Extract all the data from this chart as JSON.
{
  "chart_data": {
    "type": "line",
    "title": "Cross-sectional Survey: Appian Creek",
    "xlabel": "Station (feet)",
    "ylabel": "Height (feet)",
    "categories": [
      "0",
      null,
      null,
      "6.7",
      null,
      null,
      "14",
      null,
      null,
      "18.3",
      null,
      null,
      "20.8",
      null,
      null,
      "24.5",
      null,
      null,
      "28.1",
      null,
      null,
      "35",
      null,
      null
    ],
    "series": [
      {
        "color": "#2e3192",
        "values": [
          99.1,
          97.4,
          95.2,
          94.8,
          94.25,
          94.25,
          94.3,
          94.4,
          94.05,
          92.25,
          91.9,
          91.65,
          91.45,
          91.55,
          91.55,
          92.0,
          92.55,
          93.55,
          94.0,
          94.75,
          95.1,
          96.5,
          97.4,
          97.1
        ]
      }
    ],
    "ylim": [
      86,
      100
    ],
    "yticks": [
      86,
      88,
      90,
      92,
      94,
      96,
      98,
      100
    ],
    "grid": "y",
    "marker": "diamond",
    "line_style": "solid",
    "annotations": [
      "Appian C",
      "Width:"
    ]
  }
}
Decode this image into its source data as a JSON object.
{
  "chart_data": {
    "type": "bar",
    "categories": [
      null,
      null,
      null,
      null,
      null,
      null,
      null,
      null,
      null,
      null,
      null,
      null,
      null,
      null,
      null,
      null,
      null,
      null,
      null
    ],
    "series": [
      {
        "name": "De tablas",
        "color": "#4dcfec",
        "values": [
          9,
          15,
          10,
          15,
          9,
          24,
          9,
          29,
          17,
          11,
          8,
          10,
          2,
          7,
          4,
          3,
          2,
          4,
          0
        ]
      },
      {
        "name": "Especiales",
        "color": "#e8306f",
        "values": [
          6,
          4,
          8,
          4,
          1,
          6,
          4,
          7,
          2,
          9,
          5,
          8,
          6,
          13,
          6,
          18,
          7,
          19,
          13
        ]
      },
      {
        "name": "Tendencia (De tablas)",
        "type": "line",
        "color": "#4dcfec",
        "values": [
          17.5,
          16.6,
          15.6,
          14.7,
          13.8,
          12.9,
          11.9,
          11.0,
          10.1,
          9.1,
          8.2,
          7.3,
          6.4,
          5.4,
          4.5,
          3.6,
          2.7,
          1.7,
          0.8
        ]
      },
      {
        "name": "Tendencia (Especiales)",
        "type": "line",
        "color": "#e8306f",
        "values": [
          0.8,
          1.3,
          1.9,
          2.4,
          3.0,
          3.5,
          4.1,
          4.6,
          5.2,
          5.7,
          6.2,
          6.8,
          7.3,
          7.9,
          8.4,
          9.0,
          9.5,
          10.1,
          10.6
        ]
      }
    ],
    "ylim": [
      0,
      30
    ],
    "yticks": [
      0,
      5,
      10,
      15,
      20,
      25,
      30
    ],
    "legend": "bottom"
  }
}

### Task statement
Please quote the data above in full, with no line missing.

### The answer
Extract all the data from this chart as JSON.
{
  "chart_data": {
    "type": "line",
    "title": "Cross-sectional Survey: Appian Creek",
    "xlabel": "Station (feet)",
    "ylabel": "Height (feet)",
    "categories": [
      "0",
      null,
      null,
      "6.7",
      null,
      null,
      "14",
      null,
      null,
      "18.3",
      null,
      null,
      "20.8",
      null,
      null,
      "24.5",
      null,
      null,
      "28.1",
      null,
      null,
      "35",
      null,
      null
    ],
    "series": [
      {
        "color": "#2e3192",
        "values": [
          99.1,
          97.4,
          95.2,
          94.8,
          94.25,
          94.25,
          94.3,
          94.4,
          94.05,
          92.25,
          91.9,
          91.65,
          91.45,
          91.55,
          91.55,
          92.0,
          92.55,
          93.55,
          94.0,
          94.75,
          95.1,
          96.5,
          97.4,
          97.1
        ]
      }
    ],
    "ylim": [
      86,
      100
    ],
    "yticks": [
      86,
      88,
      90,
      92,
      94,
      96,
      98,
      100
    ],
    "grid": "y",
    "marker": "diamond",
    "line_style": "solid",
    "annotations": [
      "Appian C",
      "Width:"
    ]
  }
}
Decode this image into its source data as a JSON object.
{
  "chart_data": {
    "type": "bar",
    "categories": [
      null,
      null,
      null,
      null,
      null,
      null,
      null,
      null,
      null,
      null,
      null,
      null,
      null,
      null,
      null,
      null,
      null,
      null,
      null
    ],
    "series": [
      {
        "name": "De tablas",
        "color": "#4dcfec",
        "values": [
          9,
          15,
          10,
          15,
          9,
          24,
          9,
          29,
          17,
          11,
          8,
          10,
          2,
          7,
          4,
          3,
          2,
          4,
          0
        ]
      },
      {
        "name": "Especiales",
        "color": "#e8306f",
        "values": [
          6,
          4,
          8,
          4,
          1,
          6,
          4,
          7,
          2,
          9,
          5,
          8,
          6,
          13,
          6,
          18,
          7,
          19,
          13
        ]
      },
      {
        "name": "Tendencia (De tablas)",
        "type": "line",
        "color": "#4dcfec",
        "values": [
          17.5,
          16.6,
          15.6,
          14.7,
          13.8,
          12.9,
          11.9,
          11.0,
          10.1,
          9.1,
          8.2,
          7.3,
          6.4,
          5.4,
          4.5,
          3.6,
          2.7,
          1.7,
          0.8
        ]
      },
      {
        "name": "Tendencia (Especiales)",
        "type": "line",
        "color": "#e8306f",
        "values": [
          0.8,
          1.3,
          1.9,
          2.4,
          3.0,
          3.5,
          4.1,
          4.6,
          5.2,
          5.7,
          6.2,
          6.8,
          7.3,
          7.9,
          8.4,
          9.0,
          9.5,
          10.1,
          10.6
        ]
      }
    ],
    "ylim": [
      0,
      30
    ],
    "yticks": [
      0,
      5,
      10,
      15,
      20,
      25,
      30
    ],
    "legend": "bottom"
  }
}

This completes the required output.